■ **Supplied material**:
_ _ _ _ _

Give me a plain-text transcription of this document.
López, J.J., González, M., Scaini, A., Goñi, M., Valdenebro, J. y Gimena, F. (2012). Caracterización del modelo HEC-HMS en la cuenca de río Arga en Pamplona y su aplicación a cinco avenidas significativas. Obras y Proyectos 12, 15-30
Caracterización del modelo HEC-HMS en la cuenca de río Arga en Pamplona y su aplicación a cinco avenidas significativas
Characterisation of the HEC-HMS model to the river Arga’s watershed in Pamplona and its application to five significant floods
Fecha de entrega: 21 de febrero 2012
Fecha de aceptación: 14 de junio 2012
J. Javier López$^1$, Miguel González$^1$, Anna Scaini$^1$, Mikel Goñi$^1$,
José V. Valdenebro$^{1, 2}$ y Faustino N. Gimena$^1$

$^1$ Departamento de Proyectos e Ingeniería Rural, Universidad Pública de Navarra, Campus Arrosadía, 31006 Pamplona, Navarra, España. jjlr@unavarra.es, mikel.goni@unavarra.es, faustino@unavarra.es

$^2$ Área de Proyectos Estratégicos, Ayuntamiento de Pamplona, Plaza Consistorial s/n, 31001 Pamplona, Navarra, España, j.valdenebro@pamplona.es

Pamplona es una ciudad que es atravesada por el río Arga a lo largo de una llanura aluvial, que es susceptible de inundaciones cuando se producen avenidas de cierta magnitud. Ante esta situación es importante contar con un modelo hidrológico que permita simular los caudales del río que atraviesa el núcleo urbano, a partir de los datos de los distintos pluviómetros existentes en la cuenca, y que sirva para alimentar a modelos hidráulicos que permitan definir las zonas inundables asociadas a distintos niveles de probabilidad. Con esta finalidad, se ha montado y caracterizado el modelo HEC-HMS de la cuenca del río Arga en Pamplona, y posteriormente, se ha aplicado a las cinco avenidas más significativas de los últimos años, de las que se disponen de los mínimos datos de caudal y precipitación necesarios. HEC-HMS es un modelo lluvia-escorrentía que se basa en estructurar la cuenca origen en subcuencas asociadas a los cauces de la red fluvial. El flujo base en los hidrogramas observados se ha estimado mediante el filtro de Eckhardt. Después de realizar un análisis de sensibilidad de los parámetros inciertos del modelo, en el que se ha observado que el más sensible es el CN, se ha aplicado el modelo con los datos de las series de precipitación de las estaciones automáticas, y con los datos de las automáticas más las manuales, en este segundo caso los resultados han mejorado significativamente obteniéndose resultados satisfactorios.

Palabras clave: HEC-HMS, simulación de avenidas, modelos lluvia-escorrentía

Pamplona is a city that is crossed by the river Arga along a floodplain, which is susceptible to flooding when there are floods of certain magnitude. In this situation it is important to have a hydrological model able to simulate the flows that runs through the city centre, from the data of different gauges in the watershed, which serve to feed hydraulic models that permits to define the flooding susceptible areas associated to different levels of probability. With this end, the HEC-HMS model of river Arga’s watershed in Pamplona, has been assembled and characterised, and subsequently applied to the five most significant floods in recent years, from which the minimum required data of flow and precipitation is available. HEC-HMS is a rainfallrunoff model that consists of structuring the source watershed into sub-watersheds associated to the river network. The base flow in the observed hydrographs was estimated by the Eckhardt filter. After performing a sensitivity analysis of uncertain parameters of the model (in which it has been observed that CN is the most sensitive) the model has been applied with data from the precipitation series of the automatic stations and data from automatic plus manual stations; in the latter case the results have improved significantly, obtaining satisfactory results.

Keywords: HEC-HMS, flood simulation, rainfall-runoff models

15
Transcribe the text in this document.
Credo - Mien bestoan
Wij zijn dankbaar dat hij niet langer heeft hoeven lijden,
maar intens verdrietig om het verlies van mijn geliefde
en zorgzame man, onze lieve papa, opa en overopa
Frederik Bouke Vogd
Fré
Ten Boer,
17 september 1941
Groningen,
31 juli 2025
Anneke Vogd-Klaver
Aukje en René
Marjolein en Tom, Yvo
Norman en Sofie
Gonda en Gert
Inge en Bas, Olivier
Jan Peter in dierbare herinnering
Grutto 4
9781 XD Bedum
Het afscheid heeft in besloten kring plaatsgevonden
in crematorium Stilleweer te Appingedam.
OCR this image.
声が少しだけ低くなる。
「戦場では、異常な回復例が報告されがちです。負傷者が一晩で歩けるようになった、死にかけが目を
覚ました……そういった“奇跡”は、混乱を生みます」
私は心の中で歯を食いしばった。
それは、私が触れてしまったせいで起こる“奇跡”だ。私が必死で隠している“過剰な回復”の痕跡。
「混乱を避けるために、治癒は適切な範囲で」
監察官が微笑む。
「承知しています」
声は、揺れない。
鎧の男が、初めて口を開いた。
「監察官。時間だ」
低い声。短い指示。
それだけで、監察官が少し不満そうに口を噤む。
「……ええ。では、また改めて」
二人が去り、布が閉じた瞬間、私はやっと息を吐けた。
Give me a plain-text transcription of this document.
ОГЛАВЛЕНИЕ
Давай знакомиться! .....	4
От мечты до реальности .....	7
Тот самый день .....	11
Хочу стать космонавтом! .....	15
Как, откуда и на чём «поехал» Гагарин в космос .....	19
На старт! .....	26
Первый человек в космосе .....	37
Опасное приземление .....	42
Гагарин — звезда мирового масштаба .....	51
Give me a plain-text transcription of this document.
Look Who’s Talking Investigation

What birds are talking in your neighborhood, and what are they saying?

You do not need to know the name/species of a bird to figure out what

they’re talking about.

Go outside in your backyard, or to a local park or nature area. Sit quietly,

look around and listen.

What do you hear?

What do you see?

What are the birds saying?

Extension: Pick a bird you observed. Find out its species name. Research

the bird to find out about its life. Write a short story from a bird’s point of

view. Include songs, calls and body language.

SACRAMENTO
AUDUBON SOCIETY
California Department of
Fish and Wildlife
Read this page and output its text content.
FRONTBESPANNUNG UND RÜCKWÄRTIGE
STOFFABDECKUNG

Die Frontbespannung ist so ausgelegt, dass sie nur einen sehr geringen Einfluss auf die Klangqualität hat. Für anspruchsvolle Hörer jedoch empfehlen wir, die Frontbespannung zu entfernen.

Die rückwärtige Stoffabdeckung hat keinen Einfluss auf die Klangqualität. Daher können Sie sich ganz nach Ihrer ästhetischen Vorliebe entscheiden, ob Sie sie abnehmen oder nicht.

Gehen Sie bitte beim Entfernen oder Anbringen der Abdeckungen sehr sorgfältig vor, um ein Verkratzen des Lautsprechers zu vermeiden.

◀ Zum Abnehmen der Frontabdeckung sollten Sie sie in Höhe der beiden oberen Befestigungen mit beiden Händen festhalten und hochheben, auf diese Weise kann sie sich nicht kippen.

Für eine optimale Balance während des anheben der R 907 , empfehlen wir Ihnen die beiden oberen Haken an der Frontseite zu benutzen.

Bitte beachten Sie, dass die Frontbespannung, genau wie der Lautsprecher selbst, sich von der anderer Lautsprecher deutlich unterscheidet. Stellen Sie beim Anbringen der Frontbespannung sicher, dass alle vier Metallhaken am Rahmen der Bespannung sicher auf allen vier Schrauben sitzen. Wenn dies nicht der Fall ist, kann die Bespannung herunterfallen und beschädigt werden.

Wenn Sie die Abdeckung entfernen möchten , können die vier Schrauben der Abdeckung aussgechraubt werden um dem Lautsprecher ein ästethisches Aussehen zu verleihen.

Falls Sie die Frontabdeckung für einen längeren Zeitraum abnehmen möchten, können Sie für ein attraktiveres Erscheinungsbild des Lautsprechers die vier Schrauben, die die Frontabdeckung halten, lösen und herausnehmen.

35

_ _ _ _ _

■ **To do**: Retype the data in full and match it exactly.

■ **Expected output**:
Give me a plain-text transcription of this document.
López, J.J., González, M., Scaini, A., Goñi, M., Valdenebro, J. y Gimena, F. (2012). Caracterización del modelo HEC-HMS en la cuenca de río Arga en Pamplona y su aplicación a cinco avenidas significativas. Obras y Proyectos 12, 15-30
Caracterización del modelo HEC-HMS en la cuenca de río Arga en Pamplona y su aplicación a cinco avenidas significativas
Characterisation of the HEC-HMS model to the river Arga’s watershed in Pamplona and its application to five significant floods
Fecha de entrega: 21 de febrero 2012
Fecha de aceptación: 14 de junio 2012
J. Javier López$^1$, Miguel González$^1$, Anna Scaini$^1$, Mikel Goñi$^1$,
José V. Valdenebro$^{1, 2}$ y Faustino N. Gimena$^1$

$^1$ Departamento de Proyectos e Ingeniería Rural, Universidad Pública de Navarra, Campus Arrosadía, 31006 Pamplona, Navarra, España. jjlr@unavarra.es, mikel.goni@unavarra.es, faustino@unavarra.es

$^2$ Área de Proyectos Estratégicos, Ayuntamiento de Pamplona, Plaza Consistorial s/n, 31001 Pamplona, Navarra, España, j.valdenebro@pamplona.es

Pamplona es una ciudad que es atravesada por el río Arga a lo largo de una llanura aluvial, que es susceptible de inundaciones cuando se producen avenidas de cierta magnitud. Ante esta situación es importante contar con un modelo hidrológico que permita simular los caudales del río que atraviesa el núcleo urbano, a partir de los datos de los distintos pluviómetros existentes en la cuenca, y que sirva para alimentar a modelos hidráulicos que permitan definir las zonas inundables asociadas a distintos niveles de probabilidad. Con esta finalidad, se ha montado y caracterizado el modelo HEC-HMS de la cuenca del río Arga en Pamplona, y posteriormente, se ha aplicado a las cinco avenidas más significativas de los últimos años, de las que se disponen de los mínimos datos de caudal y precipitación necesarios. HEC-HMS es un modelo lluvia-escorrentía que se basa en estructurar la cuenca origen en subcuencas asociadas a los cauces de la red fluvial. El flujo base en los hidrogramas observados se ha estimado mediante el filtro de Eckhardt. Después de realizar un análisis de sensibilidad de los parámetros inciertos del modelo, en el que se ha observado que el más sensible es el CN, se ha aplicado el modelo con los datos de las series de precipitación de las estaciones automáticas, y con los datos de las automáticas más las manuales, en este segundo caso los resultados han mejorado significativamente obteniéndose resultados satisfactorios.

Palabras clave: HEC-HMS, simulación de avenidas, modelos lluvia-escorrentía

Pamplona is a city that is crossed by the river Arga along a floodplain, which is susceptible to flooding when there are floods of certain magnitude. In this situation it is important to have a hydrological model able to simulate the flows that runs through the city centre, from the data of different gauges in the watershed, which serve to feed hydraulic models that permits to define the flooding susceptible areas associated to different levels of probability. With this end, the HEC-HMS model of river Arga’s watershed in Pamplona, has been assembled and characterised, and subsequently applied to the five most significant floods in recent years, from which the minimum required data of flow and precipitation is available. HEC-HMS is a rainfallrunoff model that consists of structuring the source watershed into sub-watersheds associated to the river network. The base flow in the observed hydrographs was estimated by the Eckhardt filter. After performing a sensitivity analysis of uncertain parameters of the model (in which it has been observed that CN is the most sensitive) the model has been applied with data from the precipitation series of the automatic stations and data from automatic plus manual stations; in the latter case the results have improved significantly, obtaining satisfactory results.

Keywords: HEC-HMS, flood simulation, rainfall-runoff models

15
Transcribe the text in this document.
Credo - Mien bestoan
Wij zijn dankbaar dat hij niet langer heeft hoeven lijden,
maar intens verdrietig om het verlies van mijn geliefde
en zorgzame man, onze lieve papa, opa en overopa
Frederik Bouke Vogd
Fré
Ten Boer,
17 september 1941
Groningen,
31 juli 2025
Anneke Vogd-Klaver
Aukje en René
Marjolein en Tom, Yvo
Norman en Sofie
Gonda en Gert
Inge en Bas, Olivier
Jan Peter in dierbare herinnering
Grutto 4
9781 XD Bedum
Het afscheid heeft in besloten kring plaatsgevonden
in crematorium Stilleweer te Appingedam.
OCR this image.
声が少しだけ低くなる。
「戦場では、異常な回復例が報告されがちです。負傷者が一晩で歩けるようになった、死にかけが目を
覚ました……そういった“奇跡”は、混乱を生みます」
私は心の中で歯を食いしばった。
それは、私が触れてしまったせいで起こる“奇跡”だ。私が必死で隠している“過剰な回復”の痕跡。
「混乱を避けるために、治癒は適切な範囲で」
監察官が微笑む。
「承知しています」
声は、揺れない。
鎧の男が、初めて口を開いた。
「監察官。時間だ」
低い声。短い指示。
それだけで、監察官が少し不満そうに口を噤む。
「……ええ。では、また改めて」
二人が去り、布が閉じた瞬間、私はやっと息を吐けた。
Give me a plain-text transcription of this document.
ОГЛАВЛЕНИЕ
Давай знакомиться! .....	4
От мечты до реальности .....	7
Тот самый день .....	11
Хочу стать космонавтом! .....	15
Как, откуда и на чём «поехал» Гагарин в космос .....	19
На старт! .....	26
Первый человек в космосе .....	37
Опасное приземление .....	42
Гагарин — звезда мирового масштаба .....	51
Give me a plain-text transcription of this document.
Look Who’s Talking Investigation

What birds are talking in your neighborhood, and what are they saying?

You do not need to know the name/species of a bird to figure out what

they’re talking about.

Go outside in your backyard, or to a local park or nature area. Sit quietly,

look around and listen.

What do you hear?

What do you see?

What are the birds saying?

Extension: Pick a bird you observed. Find out its species name. Research

the bird to find out about its life. Write a short story from a bird’s point of

view. Include songs, calls and body language.

SACRAMENTO
AUDUBON SOCIETY
California Department of
Fish and Wildlife
Read this page and output its text content.
FRONTBESPANNUNG UND RÜCKWÄRTIGE
STOFFABDECKUNG

Die Frontbespannung ist so ausgelegt, dass sie nur einen sehr geringen Einfluss auf die Klangqualität hat. Für anspruchsvolle Hörer jedoch empfehlen wir, die Frontbespannung zu entfernen.

Die rückwärtige Stoffabdeckung hat keinen Einfluss auf die Klangqualität. Daher können Sie sich ganz nach Ihrer ästhetischen Vorliebe entscheiden, ob Sie sie abnehmen oder nicht.

Gehen Sie bitte beim Entfernen oder Anbringen der Abdeckungen sehr sorgfältig vor, um ein Verkratzen des Lautsprechers zu vermeiden.

◀ Zum Abnehmen der Frontabdeckung sollten Sie sie in Höhe der beiden oberen Befestigungen mit beiden Händen festhalten und hochheben, auf diese Weise kann sie sich nicht kippen.

Für eine optimale Balance während des anheben der R 907 , empfehlen wir Ihnen die beiden oberen Haken an der Frontseite zu benutzen.

Bitte beachten Sie, dass die Frontbespannung, genau wie der Lautsprecher selbst, sich von der anderer Lautsprecher deutlich unterscheidet. Stellen Sie beim Anbringen der Frontbespannung sicher, dass alle vier Metallhaken am Rahmen der Bespannung sicher auf allen vier Schrauben sitzen. Wenn dies nicht der Fall ist, kann die Bespannung herunterfallen und beschädigt werden.

Wenn Sie die Abdeckung entfernen möchten , können die vier Schrauben der Abdeckung aussgechraubt werden um dem Lautsprecher ein ästethisches Aussehen zu verleihen.

Falls Sie die Frontabdeckung für einen längeren Zeitraum abnehmen möchten, können Sie für ein attraktiveres Erscheinungsbild des Lautsprechers die vier Schrauben, die die Frontabdeckung halten, lösen und herausnehmen.

35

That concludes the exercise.